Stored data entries

- - - -

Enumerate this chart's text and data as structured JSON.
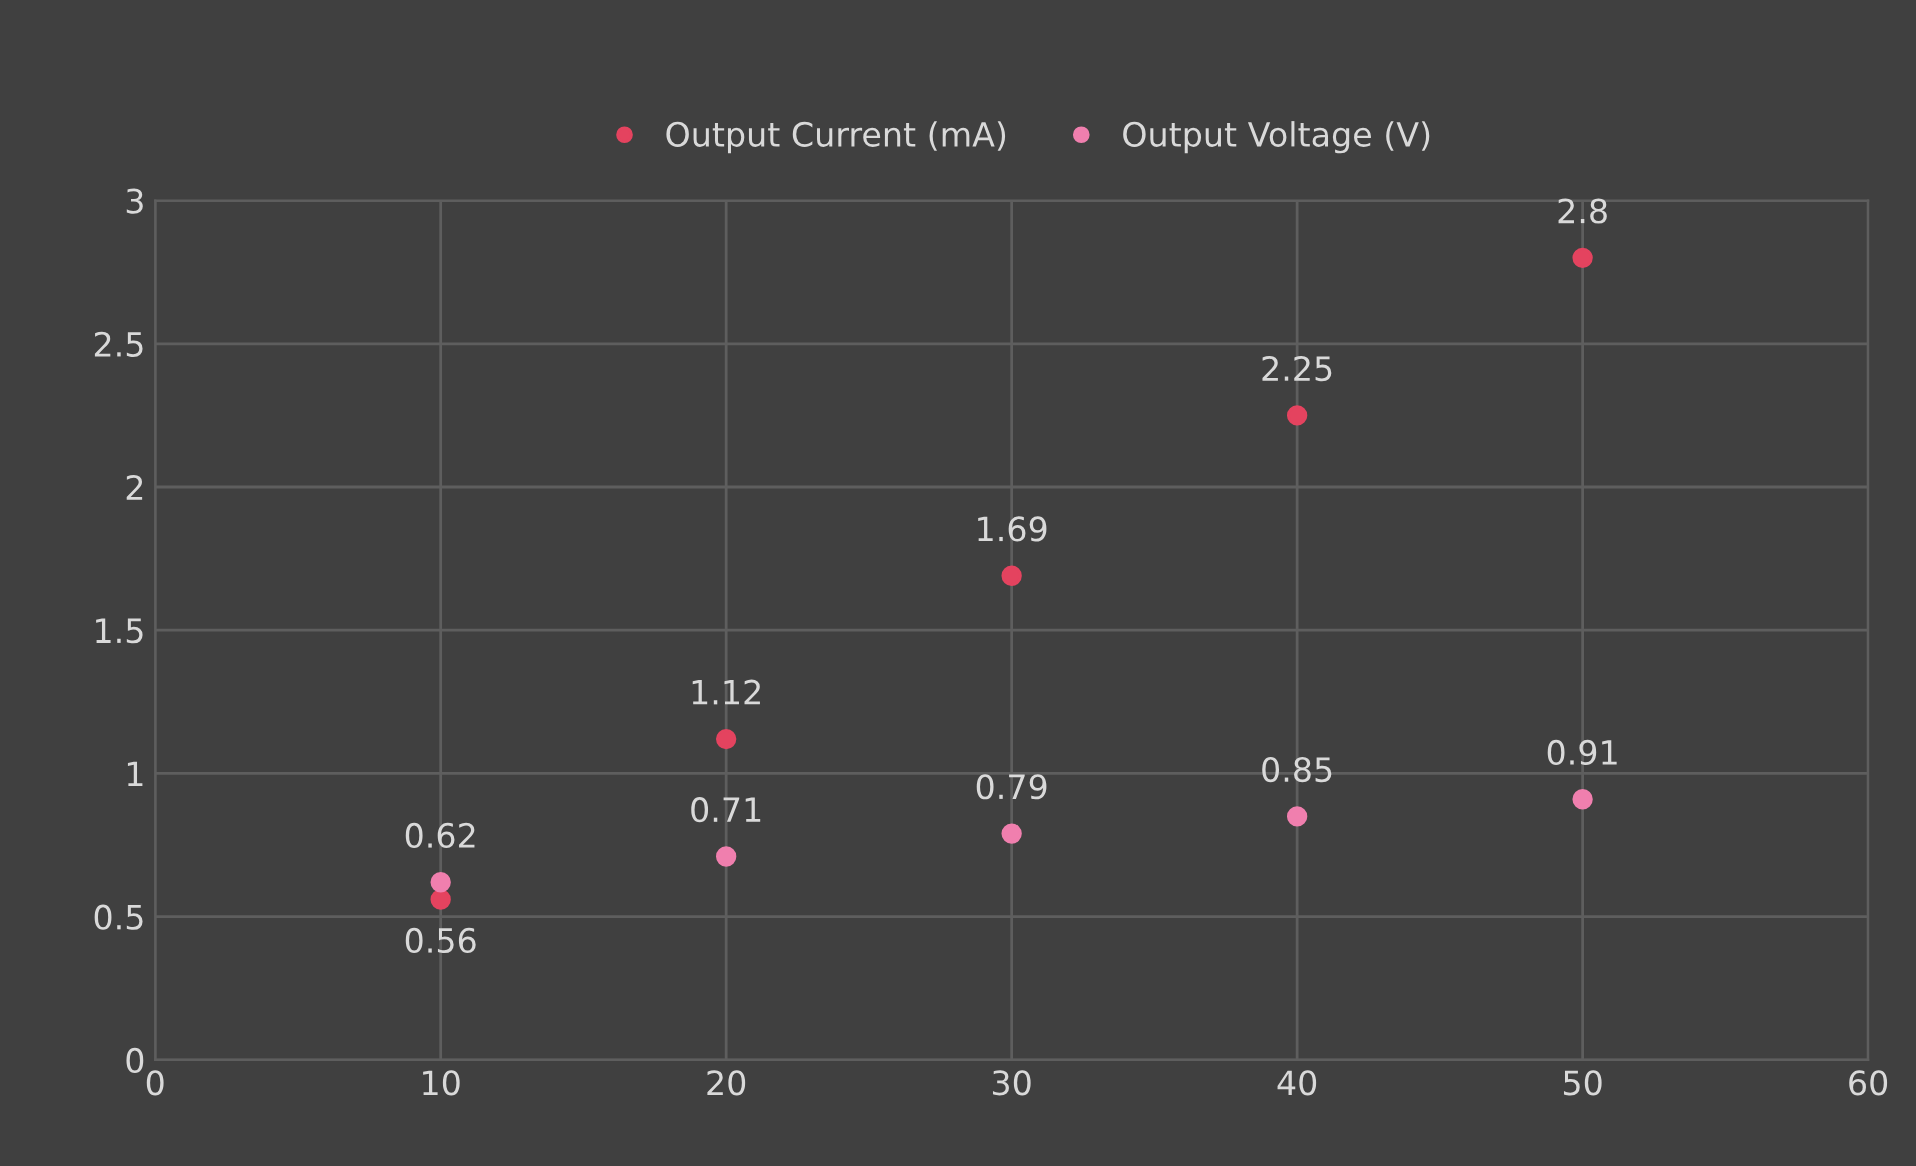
{
  "chart_data": {
    "type": "scatter",
    "x": [
      10,
      20,
      30,
      40,
      50
    ],
    "series": [
      {
        "name": "Output Current (mA)",
        "color": "#e4435f",
        "values": [
          0.56,
          1.12,
          1.69,
          2.25,
          2.8
        ]
      },
      {
        "name": "Output Voltage (V)",
        "color": "#f07fae",
        "values": [
          0.62,
          0.71,
          0.79,
          0.85,
          0.91
        ]
      }
    ],
    "xlim": [
      0,
      60
    ],
    "xticks": [
      0,
      10,
      20,
      30,
      40,
      50,
      60
    ],
    "ylim": [
      0,
      3
    ],
    "yticks": [
      0,
      0.5,
      1,
      1.5,
      2,
      2.5,
      3
    ],
    "grid": true,
    "legend": "top",
    "marker": "circle",
    "data_labels": true
  }
}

- - - -

## [Exercise instructions]
Transcribe all the lines above exactly, apart from the pictures.

## [Completed exercise]
Enumerate this chart's text and data as structured JSON.
{
  "chart_data": {
    "type": "scatter",
    "x": [
      10,
      20,
      30,
      40,
      50
    ],
    "series": [
      {
        "name": "Output Current (mA)",
        "color": "#e4435f",
        "values": [
          0.56,
          1.12,
          1.69,
          2.25,
          2.8
        ]
      },
      {
        "name": "Output Voltage (V)",
        "color": "#f07fae",
        "values": [
          0.62,
          0.71,
          0.79,
          0.85,
          0.91
        ]
      }
    ],
    "xlim": [
      0,
      60
    ],
    "xticks": [
      0,
      10,
      20,
      30,
      40,
      50,
      60
    ],
    "ylim": [
      0,
      3
    ],
    "yticks": [
      0,
      0.5,
      1,
      1.5,
      2,
      2.5,
      3
    ],
    "grid": true,
    "legend": "top",
    "marker": "circle",
    "data_labels": true
  }
}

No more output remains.